→ EXERCISE DETAILS
Extract the complete data exactly as given.

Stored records
=-=-=-=-=
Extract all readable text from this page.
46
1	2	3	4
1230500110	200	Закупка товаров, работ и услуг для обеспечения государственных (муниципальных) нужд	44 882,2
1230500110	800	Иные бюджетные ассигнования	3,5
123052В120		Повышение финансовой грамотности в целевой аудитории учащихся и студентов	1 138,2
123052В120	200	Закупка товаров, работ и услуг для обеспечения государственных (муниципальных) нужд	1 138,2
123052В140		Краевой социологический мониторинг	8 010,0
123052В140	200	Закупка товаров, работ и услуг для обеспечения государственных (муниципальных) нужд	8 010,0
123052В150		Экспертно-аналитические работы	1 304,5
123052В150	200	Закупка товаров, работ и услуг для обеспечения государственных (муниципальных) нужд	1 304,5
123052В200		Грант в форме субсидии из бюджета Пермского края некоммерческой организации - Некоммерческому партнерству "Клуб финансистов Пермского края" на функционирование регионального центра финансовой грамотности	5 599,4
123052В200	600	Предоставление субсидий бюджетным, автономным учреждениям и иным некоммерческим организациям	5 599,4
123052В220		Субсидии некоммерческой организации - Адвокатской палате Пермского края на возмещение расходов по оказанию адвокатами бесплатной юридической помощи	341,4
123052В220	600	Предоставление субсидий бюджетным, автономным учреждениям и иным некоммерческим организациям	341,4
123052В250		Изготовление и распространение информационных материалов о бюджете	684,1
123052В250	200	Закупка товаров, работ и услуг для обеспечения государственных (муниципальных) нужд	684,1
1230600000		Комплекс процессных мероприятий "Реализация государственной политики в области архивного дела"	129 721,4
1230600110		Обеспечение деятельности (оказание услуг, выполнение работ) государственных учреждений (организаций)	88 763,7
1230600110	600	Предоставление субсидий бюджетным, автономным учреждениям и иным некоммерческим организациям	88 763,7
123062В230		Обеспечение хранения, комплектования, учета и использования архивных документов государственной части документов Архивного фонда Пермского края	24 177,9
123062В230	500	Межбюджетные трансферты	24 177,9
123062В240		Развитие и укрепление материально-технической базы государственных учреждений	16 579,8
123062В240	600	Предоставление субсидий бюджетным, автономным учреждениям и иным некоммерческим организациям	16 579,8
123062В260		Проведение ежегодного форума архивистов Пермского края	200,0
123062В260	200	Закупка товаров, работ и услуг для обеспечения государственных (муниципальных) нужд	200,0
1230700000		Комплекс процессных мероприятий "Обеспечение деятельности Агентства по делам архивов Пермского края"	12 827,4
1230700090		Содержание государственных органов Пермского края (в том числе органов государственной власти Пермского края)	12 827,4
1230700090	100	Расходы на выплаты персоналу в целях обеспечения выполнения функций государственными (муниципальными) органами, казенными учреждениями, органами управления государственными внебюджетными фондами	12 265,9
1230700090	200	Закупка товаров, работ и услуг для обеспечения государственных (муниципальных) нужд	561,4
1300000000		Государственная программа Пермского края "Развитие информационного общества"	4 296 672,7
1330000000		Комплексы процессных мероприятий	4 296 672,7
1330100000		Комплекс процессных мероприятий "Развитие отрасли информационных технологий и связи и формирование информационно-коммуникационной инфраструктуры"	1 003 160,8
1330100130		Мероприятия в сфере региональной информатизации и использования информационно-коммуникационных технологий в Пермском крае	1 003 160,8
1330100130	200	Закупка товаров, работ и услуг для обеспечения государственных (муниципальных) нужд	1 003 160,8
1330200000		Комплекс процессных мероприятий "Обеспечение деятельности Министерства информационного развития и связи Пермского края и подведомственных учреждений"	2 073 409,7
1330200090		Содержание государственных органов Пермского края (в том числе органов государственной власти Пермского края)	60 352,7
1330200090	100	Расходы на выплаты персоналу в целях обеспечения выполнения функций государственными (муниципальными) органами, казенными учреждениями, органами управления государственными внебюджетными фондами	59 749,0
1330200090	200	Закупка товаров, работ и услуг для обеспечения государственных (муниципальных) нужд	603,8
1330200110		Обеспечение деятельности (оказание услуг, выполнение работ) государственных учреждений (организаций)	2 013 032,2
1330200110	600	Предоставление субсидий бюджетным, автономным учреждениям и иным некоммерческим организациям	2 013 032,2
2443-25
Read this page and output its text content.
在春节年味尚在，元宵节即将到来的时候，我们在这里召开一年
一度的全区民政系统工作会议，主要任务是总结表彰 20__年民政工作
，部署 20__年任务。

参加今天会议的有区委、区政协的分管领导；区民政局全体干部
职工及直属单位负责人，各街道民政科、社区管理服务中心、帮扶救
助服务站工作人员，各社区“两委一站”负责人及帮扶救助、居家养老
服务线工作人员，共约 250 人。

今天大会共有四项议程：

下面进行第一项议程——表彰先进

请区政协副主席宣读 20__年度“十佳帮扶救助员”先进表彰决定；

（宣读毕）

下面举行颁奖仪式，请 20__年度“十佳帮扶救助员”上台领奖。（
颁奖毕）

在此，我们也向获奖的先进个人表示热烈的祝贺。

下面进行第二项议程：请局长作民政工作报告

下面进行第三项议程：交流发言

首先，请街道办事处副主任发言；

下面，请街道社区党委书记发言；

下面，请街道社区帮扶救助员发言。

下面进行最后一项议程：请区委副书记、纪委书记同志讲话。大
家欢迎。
=-=-=-=-=
→ SOLUTION BELOW
Extract all readable text from this page.
46
1	2	3	4
1230500110	200	Закупка товаров, работ и услуг для обеспечения государственных (муниципальных) нужд	44 882,2
1230500110	800	Иные бюджетные ассигнования	3,5
123052В120		Повышение финансовой грамотности в целевой аудитории учащихся и студентов	1 138,2
123052В120	200	Закупка товаров, работ и услуг для обеспечения государственных (муниципальных) нужд	1 138,2
123052В140		Краевой социологический мониторинг	8 010,0
123052В140	200	Закупка товаров, работ и услуг для обеспечения государственных (муниципальных) нужд	8 010,0
123052В150		Экспертно-аналитические работы	1 304,5
123052В150	200	Закупка товаров, работ и услуг для обеспечения государственных (муниципальных) нужд	1 304,5
123052В200		Грант в форме субсидии из бюджета Пермского края некоммерческой организации - Некоммерческому партнерству "Клуб финансистов Пермского края" на функционирование регионального центра финансовой грамотности	5 599,4
123052В200	600	Предоставление субсидий бюджетным, автономным учреждениям и иным некоммерческим организациям	5 599,4
123052В220		Субсидии некоммерческой организации - Адвокатской палате Пермского края на возмещение расходов по оказанию адвокатами бесплатной юридической помощи	341,4
123052В220	600	Предоставление субсидий бюджетным, автономным учреждениям и иным некоммерческим организациям	341,4
123052В250		Изготовление и распространение информационных материалов о бюджете	684,1
123052В250	200	Закупка товаров, работ и услуг для обеспечения государственных (муниципальных) нужд	684,1
1230600000		Комплекс процессных мероприятий "Реализация государственной политики в области архивного дела"	129 721,4
1230600110		Обеспечение деятельности (оказание услуг, выполнение работ) государственных учреждений (организаций)	88 763,7
1230600110	600	Предоставление субсидий бюджетным, автономным учреждениям и иным некоммерческим организациям	88 763,7
123062В230		Обеспечение хранения, комплектования, учета и использования архивных документов государственной части документов Архивного фонда Пермского края	24 177,9
123062В230	500	Межбюджетные трансферты	24 177,9
123062В240		Развитие и укрепление материально-технической базы государственных учреждений	16 579,8
123062В240	600	Предоставление субсидий бюджетным, автономным учреждениям и иным некоммерческим организациям	16 579,8
123062В260		Проведение ежегодного форума архивистов Пермского края	200,0
123062В260	200	Закупка товаров, работ и услуг для обеспечения государственных (муниципальных) нужд	200,0
1230700000		Комплекс процессных мероприятий "Обеспечение деятельности Агентства по делам архивов Пермского края"	12 827,4
1230700090		Содержание государственных органов Пермского края (в том числе органов государственной власти Пермского края)	12 827,4
1230700090	100	Расходы на выплаты персоналу в целях обеспечения выполнения функций государственными (муниципальными) органами, казенными учреждениями, органами управления государственными внебюджетными фондами	12 265,9
1230700090	200	Закупка товаров, работ и услуг для обеспечения государственных (муниципальных) нужд	561,4
1300000000		Государственная программа Пермского края "Развитие информационного общества"	4 296 672,7
1330000000		Комплексы процессных мероприятий	4 296 672,7
1330100000		Комплекс процессных мероприятий "Развитие отрасли информационных технологий и связи и формирование информационно-коммуникационной инфраструктуры"	1 003 160,8
1330100130		Мероприятия в сфере региональной информатизации и использования информационно-коммуникационных технологий в Пермском крае	1 003 160,8
1330100130	200	Закупка товаров, работ и услуг для обеспечения государственных (муниципальных) нужд	1 003 160,8
1330200000		Комплекс процессных мероприятий "Обеспечение деятельности Министерства информационного развития и связи Пермского края и подведомственных учреждений"	2 073 409,7
1330200090		Содержание государственных органов Пермского края (в том числе органов государственной власти Пермского края)	60 352,7
1330200090	100	Расходы на выплаты персоналу в целях обеспечения выполнения функций государственными (муниципальными) органами, казенными учреждениями, органами управления государственными внебюджетными фондами	59 749,0
1330200090	200	Закупка товаров, работ и услуг для обеспечения государственных (муниципальных) нужд	603,8
1330200110		Обеспечение деятельности (оказание услуг, выполнение работ) государственных учреждений (организаций)	2 013 032,2
1330200110	600	Предоставление субсидий бюджетным, автономным учреждениям и иным некоммерческим организациям	2 013 032,2
2443-25
Read this page and output its text content.
在春节年味尚在，元宵节即将到来的时候，我们在这里召开一年
一度的全区民政系统工作会议，主要任务是总结表彰 20__年民政工作
，部署 20__年任务。

参加今天会议的有区委、区政协的分管领导；区民政局全体干部
职工及直属单位负责人，各街道民政科、社区管理服务中心、帮扶救
助服务站工作人员，各社区“两委一站”负责人及帮扶救助、居家养老
服务线工作人员，共约 250 人。

今天大会共有四项议程：

下面进行第一项议程——表彰先进

请区政协副主席宣读 20__年度“十佳帮扶救助员”先进表彰决定；

（宣读毕）

下面举行颁奖仪式，请 20__年度“十佳帮扶救助员”上台领奖。（
颁奖毕）

在此，我们也向获奖的先进个人表示热烈的祝贺。

下面进行第二项议程：请局长作民政工作报告

下面进行第三项议程：交流发言

首先，请街道办事处副主任发言；

下面，请街道社区党委书记发言；

下面，请街道社区帮扶救助员发言。

下面进行最后一项议程：请区委副书记、纪委书记同志讲话。大
家欢迎。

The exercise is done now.